*** SELECTED EXCERPT ***
With the inability to connect physically and socially, it has made us appreciate and value the ability to connect and engage in more authentic ways. That’s always a good thing.

What’s the number one challenge you face as a woman in your industry?

I’m not part of the ‘tech bro culture’ and that’s ok. As an Asian-American non-tech founder, it can be challenging to gain credibility and the interest of some investors who may not know me or the work we have done. It requires patience and creativity to connect with those that do support and believe in our vision. It’s also an opportunity for me to learn and adapt. It’s a continuous learning journey and I’m grateful for mentors and advisors to guide me along the way.

Do you have any mentors? What does mentorship mean to you?

I have many mentors and many mentees. Mentorship is ultimately about a relationship built on trust. It’s about a willingness and ability to advise, guide and help the mentee develop and grow as a person, a leader, and/or a founder.

What advice do you have for women who are just starting their career?

Don’t be afraid to ask for help and seek out as many mentors as you can (both male and female). Not everyone will be a good fit. Remain curious and don’t get discouraged. Don’t apologize for asking for people’s time. Oftentimes, they are delighted to spend time helping you out. You are NOT a burden. You will find your way. Be open to learning and adapting.

What is one thing companies can do, big or small, to help create an environment that advances women into leadership positions?

It’s hard to not be biased but being aware of unconscious bias is a starting point. Sharing stories of other female leaders can be very inspiring and being intentional about calling out examples of successful women in tech like the Wojcicki sisters (CEO of YouTube, Founder of 23 and me) and Whitney Wolfe (CEO of Bumble), etc. can be a good starting point for shifting mindsets and images of what a leader looks like.

What is one thing you hope to accomplish in the next year?

Triple the impact we have on our clients and their employees.

Is there a cause that is particularly close to you? If so, why this cause and how did you get involved?

The Young Professionals’ Group is a character-based scholarship and mentorship program that I co-founded 20 years ago because I believe in investing in character to help young people achieve their dreams. We have mentored hundreds of young people from the US and all across Asia (Singapore, Mongolia, China, Vietnam, Malaysia and Indonesia) to experience the power of mentorship to guide them on their careers.

When did your company join Pledge 1%? What does your impact program mean to you?

Since we started beta testing our products in 2017. We call our impact program GnowMe. GnowYou. and we are proud to have contributed our product to support over 30k people from helping unemployed youth in South Africa get jobs, to training Syrian refugees, to equipping volunteers in Pakistan during Covid. Impact is part of our DNA.

What do you like to do outside of the office? Any interesting (or unique) habits or interests?

Travel to unusual places and do unusual things in places like introducing surfing to North Korea and connecting with female leaders and members of royalty in Saudi Arabia to understand human rights and cultural differences. I’m an active snowboarder, wakeboarder and diver. I love exploring new places, people and things. I’m also a musician who started playing the piano when I was 4. I often describe myself as a ‘musician who happens to do business.’

Are you reading/listening to anything interesting at the moment? Please share your most recent favorite book or podcast!

“How We Love” by Kay Yerkovich and Milan Yerkovich is a must-read to understand yourself better. “The Hard Thing About Hard Things” by Ben Horowitz is awesome for tech founders. “Sapiens” by Yuval Harari is an interesting look at human history. I love reading very different kinds of books.

What’s been the one (or two!) things that have helped you navigate this past year? Any tips or tricks to dealing with remote work?

Be intentional with staying emotionally connected with your teams. Our team is global and we created a “Weekly Mood Meter” using Gnowbe to check in on how our people were feeling and to humanize the work experience through jokes, games, and non-work related sharing. That helped improve our culture and keep us connected.
***
From the interview above, extract word for word the passage that opens with the words containing "What is one thing companies" and closes with "leader looks like.".
*** DATA RECORDS ***
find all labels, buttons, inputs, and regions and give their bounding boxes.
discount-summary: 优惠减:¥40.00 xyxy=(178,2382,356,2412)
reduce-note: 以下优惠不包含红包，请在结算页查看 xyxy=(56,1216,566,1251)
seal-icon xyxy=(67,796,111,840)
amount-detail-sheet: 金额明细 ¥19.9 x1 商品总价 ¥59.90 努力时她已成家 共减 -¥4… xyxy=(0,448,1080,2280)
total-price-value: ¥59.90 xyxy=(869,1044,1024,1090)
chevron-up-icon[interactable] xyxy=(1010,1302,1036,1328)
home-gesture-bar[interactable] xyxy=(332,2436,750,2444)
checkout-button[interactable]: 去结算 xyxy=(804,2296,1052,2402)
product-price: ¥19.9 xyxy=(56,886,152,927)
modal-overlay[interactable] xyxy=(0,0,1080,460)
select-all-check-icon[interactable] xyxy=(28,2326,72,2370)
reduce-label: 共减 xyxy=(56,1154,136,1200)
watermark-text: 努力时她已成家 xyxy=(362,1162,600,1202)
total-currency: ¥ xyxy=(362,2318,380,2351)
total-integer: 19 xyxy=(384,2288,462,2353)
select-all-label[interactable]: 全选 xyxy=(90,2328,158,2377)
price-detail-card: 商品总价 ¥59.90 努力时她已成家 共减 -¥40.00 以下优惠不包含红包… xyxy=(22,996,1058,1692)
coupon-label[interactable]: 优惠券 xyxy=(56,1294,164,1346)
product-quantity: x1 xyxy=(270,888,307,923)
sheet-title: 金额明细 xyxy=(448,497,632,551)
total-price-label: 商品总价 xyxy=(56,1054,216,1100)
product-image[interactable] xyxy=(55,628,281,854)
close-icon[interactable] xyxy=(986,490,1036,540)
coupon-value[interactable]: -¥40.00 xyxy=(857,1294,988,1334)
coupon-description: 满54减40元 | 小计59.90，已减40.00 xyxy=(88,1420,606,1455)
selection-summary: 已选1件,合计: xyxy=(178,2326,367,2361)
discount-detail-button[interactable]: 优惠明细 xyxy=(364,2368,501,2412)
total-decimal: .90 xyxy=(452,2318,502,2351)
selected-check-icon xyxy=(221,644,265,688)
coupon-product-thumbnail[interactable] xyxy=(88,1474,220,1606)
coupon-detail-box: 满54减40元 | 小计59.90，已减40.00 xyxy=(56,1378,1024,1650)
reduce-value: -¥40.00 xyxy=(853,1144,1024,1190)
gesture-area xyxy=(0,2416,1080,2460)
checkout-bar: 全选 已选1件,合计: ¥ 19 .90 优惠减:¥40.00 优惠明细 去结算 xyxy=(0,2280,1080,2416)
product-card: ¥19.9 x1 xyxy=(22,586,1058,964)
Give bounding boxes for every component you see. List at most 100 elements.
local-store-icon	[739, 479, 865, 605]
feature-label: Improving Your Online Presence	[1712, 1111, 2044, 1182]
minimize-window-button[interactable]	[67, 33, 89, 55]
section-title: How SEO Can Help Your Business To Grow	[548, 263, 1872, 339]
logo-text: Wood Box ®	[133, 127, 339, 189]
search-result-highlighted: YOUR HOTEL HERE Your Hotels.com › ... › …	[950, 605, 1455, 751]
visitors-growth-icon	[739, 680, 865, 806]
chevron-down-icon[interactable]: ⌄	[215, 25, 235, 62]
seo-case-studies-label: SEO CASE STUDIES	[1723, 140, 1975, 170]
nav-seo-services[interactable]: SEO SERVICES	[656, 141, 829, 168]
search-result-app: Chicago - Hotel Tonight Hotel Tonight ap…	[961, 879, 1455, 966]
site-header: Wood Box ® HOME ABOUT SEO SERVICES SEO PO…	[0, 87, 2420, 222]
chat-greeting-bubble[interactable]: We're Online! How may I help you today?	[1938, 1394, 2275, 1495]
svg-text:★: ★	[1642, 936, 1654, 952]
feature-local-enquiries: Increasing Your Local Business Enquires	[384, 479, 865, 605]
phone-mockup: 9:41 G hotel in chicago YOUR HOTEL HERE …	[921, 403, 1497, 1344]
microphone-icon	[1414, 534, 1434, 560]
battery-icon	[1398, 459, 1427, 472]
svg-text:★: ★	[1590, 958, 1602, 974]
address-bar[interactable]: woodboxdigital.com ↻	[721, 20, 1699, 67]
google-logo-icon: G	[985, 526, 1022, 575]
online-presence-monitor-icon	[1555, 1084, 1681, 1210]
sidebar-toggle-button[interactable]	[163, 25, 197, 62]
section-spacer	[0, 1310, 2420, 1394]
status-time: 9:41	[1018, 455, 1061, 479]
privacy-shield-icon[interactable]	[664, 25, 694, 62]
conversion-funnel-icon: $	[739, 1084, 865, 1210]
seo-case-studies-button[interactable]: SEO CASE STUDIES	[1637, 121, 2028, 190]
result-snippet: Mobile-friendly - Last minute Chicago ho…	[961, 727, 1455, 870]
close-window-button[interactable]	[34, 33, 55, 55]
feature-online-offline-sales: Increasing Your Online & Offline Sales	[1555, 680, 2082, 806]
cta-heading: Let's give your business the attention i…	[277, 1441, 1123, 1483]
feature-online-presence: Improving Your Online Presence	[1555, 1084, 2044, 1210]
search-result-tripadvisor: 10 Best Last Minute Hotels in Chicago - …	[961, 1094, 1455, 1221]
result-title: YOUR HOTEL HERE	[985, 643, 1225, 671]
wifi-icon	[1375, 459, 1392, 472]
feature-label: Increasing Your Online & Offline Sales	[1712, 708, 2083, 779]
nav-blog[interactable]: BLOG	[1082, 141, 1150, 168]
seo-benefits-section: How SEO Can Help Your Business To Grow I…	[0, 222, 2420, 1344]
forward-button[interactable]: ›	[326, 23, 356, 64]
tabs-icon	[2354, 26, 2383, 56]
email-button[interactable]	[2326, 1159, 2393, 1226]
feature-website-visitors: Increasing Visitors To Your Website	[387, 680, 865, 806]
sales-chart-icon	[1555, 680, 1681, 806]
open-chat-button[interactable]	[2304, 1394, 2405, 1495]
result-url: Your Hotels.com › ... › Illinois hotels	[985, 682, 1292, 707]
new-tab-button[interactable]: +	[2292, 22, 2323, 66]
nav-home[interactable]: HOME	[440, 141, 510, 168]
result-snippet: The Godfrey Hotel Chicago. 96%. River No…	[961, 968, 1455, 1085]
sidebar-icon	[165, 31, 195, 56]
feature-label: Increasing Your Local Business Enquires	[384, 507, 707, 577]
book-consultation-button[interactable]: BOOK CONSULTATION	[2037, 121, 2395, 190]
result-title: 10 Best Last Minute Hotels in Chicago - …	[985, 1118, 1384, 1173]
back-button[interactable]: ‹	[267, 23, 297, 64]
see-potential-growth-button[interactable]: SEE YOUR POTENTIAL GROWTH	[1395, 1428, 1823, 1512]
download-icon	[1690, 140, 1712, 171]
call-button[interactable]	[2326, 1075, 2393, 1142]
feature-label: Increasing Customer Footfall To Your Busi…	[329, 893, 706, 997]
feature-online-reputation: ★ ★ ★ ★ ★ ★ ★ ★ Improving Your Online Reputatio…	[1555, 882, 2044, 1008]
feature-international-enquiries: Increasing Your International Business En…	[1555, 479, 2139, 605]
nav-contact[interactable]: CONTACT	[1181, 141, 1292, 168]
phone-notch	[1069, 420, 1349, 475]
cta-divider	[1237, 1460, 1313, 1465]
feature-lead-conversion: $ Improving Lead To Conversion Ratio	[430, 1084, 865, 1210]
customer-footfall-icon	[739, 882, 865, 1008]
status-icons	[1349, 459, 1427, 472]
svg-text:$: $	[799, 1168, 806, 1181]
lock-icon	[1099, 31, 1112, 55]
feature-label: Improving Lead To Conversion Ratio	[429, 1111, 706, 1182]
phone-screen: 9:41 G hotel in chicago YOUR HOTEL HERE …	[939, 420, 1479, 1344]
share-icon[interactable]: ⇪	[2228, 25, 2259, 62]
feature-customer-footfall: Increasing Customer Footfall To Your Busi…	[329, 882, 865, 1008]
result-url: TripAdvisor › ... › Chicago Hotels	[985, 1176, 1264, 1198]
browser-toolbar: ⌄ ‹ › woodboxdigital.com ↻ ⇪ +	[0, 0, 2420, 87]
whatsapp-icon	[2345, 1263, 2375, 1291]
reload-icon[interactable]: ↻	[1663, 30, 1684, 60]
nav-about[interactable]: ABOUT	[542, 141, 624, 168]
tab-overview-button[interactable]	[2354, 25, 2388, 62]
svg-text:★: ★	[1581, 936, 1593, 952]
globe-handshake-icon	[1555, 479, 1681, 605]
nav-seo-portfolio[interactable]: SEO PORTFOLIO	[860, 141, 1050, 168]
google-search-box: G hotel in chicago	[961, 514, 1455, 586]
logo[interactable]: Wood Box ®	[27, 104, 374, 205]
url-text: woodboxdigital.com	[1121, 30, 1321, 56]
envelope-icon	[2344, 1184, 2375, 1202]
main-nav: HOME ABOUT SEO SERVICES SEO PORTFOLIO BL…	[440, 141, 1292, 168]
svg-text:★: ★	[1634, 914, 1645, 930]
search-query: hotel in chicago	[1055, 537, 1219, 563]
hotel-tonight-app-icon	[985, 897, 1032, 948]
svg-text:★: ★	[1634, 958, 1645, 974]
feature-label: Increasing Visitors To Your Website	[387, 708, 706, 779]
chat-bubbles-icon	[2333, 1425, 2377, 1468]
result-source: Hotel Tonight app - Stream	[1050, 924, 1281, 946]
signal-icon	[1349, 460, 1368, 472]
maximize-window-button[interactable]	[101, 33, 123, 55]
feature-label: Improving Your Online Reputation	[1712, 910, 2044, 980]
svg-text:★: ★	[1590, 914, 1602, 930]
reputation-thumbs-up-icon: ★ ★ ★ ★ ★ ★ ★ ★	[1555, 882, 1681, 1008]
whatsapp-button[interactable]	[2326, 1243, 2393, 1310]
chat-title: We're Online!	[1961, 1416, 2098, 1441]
***
**TASK RESULT:**
What is one thing companies can do, big or small, to help create an environment that advances women into leadership positions?

It’s hard to not be biased but being aware of unconscious bias is a starting point. Sharing stories of other female leaders can be very inspiring and being intentional about calling out examples of successful women in tech like the Wojcicki sisters (CEO of YouTube, Founder of 23 and me) and Whitney Wolfe (CEO of Bumble), etc. can be a good starting point for shifting mindsets and images of what a leader looks like.